Your task: Check each line of the entries below for the string "避开尘土飞扬"; copy every line where it appears.

Extracted information:
####
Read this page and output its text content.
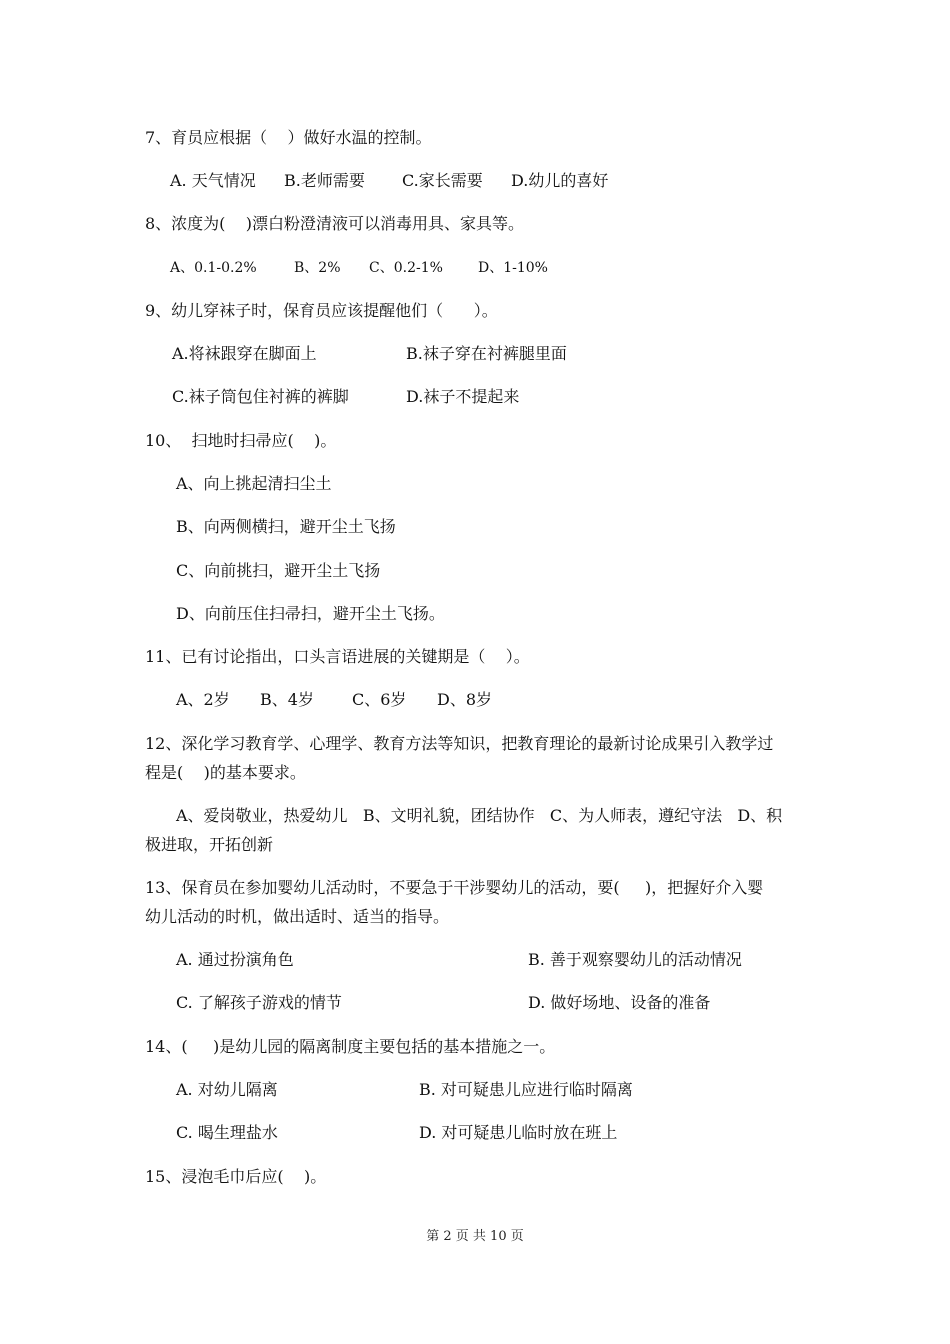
7、育员应根据（    ）做好水温的控制。
A. 天气情况 B.老师需要 C.家长需要 D.幼儿的喜好
8、浓度为(    )漂白粉澄清液可以消毒用具、家具等。
A、0.1-0.2%	B、2% C、0.2-1%	D、1-10%
9、幼儿穿袜子时，保育员应该提醒他们（      ）。
A.将袜跟穿在脚面上	B.袜子穿在衬裤腿里面
C.袜子筒包住衬裤的裤脚	D.袜子不提起来
10、  扫地时扫帚应(    )。
A、向上挑起清扫尘土
B、向两侧横扫，避开尘土飞扬
C、向前挑扫，避开尘土飞扬
D、向前压住扫帚扫，避开尘土飞扬。
11、已有讨论指出，口头言语进展的关键期是（    ）。
A、2岁 B、4岁 C、6岁 D、8岁
12、深化学习教育学、心理学、教育方法等知识，把教育理论的最新讨论成果引入教学过
程是(    )的基本要求。
A、爱岗敬业，热爱幼儿   B、文明礼貌，团结协作   C、为人师表，遵纪守法   D、积
极进取，开拓创新
13、保育员在参加婴幼儿活动时，不要急于干涉婴幼儿的活动，要(     )，把握好介入婴
幼儿活动的时机，做出适时、适当的指导。
A. 通过扮演角色	B. 善于观察婴幼儿的活动情况
C. 了解孩子游戏的情节	D. 做好场地、设备的准备
14、(     )是幼儿园的隔离制度主要包括的基本措施之一。
A. 对幼儿隔离	B. 对可疑患儿应进行临时隔离
C. 喝生理盐水	D. 对可疑患儿临时放在班上
15、浸泡毛巾后应(    )。
第 2 页 共 10 页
####
Exercise output:
B、向两侧横扫，避开尘土飞扬
C、向前挑扫，避开尘土飞扬
D、向前压住扫帚扫，避开尘土飞扬。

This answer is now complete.